## [Reading text]

*** Block opens ***

On 23 December 1499, a Don Michele de Corella and the Bishop of Trani were left in Forlì as lieutenants in Cesare's army around the time of the seizure of Forlì.

In March 1502, Corella was left by Cesare as his governor in Piombino. Corella was then dispatched to Pesaro with Ramiro de Lorqua under the order of Cesare Borgia in October 1502. With his lances, on his way to Pesaro, Corella heard of the insurgence of the rebelling Fossombrone and Pergola, and ventured to those towns to sack them pitilessly as punishment.

Niccolò Machiavelli described a conversation Corella had with Oliverotto da Fermo on 31 December 1502: "Therefore Don Michele rode off and joined Oliverotto, telling him that it was not right to keep his men out of their quarters, because these might be taken up by the men of the duke; and he advised him to send them at once to their quarters and to come himself to meet the duke".

On the night of 31 December 1502, Vitellozzo Vitelli and Oliverotto da Fermo, who had been arrested on Cesare's orders, were strangled to death, supposedly by Corella (hinted in Machiavelli's letter of 31 December).

In November 1503, Corella and della Volpe went north with seven hundred horsemen to support Cesare's Romagnuoli but the group were defeated in Tuscany by the army of Gianpaolo Baglioni. After Corella and della Volpe were taken prisoner in 1503, Corella was first imprisoned in Florence and then in Rome where he was questioned and tortured. However, he refused to reveal the many secrets he knew about the Borgias.

*** Block closes ***

## [Explore the material]
a - According to the passage about Michele de Corella, where did Cesare leave Corella as his governor in March 1502?
b - Copy the passage about Michele de Corella word for word, from "In March 1502, Corella" up to and including "pitilessly as punishment.".
The entries are separate material with no connection to the passage about Michele de Corella.

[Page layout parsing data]
*** Block opens ***

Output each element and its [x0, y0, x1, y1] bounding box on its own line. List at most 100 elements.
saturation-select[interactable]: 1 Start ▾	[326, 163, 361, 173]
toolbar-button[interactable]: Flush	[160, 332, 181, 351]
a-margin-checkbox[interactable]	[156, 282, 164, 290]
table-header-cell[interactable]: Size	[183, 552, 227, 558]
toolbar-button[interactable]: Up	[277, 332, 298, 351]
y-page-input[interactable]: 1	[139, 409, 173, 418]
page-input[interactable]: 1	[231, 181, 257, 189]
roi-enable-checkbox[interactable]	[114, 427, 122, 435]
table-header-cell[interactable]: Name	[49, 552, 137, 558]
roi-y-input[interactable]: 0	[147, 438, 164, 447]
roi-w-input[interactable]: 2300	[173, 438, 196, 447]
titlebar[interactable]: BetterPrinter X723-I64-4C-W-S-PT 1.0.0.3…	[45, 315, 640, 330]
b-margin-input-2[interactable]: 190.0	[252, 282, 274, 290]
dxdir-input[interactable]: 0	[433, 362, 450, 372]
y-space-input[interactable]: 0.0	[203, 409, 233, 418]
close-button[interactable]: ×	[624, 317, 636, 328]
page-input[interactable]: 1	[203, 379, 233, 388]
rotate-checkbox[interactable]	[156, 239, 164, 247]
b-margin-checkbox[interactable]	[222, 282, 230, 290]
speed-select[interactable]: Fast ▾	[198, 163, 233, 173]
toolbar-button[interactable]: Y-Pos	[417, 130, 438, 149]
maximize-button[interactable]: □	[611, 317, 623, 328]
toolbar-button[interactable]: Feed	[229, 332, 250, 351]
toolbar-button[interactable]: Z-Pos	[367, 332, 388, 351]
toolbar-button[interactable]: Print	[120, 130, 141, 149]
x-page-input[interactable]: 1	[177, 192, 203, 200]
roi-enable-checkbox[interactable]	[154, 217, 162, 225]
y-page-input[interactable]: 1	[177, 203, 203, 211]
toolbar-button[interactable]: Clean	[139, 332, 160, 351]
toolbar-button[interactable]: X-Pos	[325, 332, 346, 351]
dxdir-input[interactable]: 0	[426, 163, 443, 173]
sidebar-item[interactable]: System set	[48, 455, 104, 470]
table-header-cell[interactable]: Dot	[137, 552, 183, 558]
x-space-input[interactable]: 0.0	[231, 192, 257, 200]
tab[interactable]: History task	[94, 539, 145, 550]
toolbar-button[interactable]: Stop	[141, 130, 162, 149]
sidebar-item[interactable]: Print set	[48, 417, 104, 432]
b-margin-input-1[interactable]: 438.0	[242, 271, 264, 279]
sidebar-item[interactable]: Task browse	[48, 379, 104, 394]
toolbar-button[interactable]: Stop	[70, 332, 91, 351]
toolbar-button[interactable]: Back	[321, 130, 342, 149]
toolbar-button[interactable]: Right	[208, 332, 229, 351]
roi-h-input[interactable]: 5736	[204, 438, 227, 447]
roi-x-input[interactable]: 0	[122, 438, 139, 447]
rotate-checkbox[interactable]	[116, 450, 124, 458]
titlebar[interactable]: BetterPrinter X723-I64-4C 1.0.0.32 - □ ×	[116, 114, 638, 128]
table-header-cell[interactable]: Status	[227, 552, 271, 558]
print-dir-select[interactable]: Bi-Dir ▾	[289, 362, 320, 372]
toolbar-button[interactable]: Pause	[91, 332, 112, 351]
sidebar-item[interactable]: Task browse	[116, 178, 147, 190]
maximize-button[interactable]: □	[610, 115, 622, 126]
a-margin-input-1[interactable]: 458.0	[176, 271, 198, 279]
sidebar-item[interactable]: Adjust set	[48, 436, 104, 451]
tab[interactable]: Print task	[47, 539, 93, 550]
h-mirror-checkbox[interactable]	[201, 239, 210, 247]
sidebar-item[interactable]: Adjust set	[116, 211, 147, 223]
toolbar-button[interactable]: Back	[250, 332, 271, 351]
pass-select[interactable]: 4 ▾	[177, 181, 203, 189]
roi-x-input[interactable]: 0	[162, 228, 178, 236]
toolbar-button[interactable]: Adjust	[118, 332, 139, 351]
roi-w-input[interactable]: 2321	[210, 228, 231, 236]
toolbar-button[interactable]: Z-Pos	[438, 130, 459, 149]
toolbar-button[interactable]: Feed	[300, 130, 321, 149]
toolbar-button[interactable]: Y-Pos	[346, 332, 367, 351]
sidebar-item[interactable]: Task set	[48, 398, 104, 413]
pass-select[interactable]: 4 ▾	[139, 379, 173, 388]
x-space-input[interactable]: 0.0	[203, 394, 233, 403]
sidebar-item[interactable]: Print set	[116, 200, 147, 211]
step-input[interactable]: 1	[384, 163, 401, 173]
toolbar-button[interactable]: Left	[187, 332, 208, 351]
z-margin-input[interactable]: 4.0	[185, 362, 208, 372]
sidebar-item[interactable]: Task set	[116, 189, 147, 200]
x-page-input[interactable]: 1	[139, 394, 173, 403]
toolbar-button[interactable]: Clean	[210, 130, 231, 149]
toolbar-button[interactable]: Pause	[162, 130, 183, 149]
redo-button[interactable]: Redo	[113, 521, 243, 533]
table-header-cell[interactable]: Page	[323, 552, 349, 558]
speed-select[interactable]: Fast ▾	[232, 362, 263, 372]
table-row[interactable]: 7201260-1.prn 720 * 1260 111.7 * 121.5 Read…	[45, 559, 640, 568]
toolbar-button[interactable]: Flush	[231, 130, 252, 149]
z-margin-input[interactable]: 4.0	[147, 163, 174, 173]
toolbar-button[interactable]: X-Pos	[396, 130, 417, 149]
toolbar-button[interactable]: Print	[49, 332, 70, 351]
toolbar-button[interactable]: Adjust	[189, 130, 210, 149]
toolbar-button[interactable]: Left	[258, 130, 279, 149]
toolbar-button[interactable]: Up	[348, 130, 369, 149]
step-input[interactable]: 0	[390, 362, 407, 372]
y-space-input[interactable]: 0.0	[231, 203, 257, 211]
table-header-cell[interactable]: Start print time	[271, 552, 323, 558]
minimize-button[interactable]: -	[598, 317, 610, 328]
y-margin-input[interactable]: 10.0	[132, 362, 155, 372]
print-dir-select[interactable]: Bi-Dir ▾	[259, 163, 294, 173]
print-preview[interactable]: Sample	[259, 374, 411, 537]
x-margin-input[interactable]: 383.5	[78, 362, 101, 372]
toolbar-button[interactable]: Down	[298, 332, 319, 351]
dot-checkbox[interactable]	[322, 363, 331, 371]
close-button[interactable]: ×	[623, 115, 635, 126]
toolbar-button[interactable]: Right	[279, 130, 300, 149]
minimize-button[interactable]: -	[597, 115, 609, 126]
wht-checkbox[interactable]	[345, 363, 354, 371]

*** Block closes ***

## [Answers provided]
a - Piombino

b -
In March 1502, Corella was left by Cesare as his governor in Piombino. Corella was then dispatched to Pesaro with Ramiro de Lorqua under the order of Cesare Borgia in October 1502. With his lances, on his way to Pesaro, Corella heard of the insurgence of the rebelling Fossombrone and Pergola, and ventured to those towns to sack them pitilessly as punishment.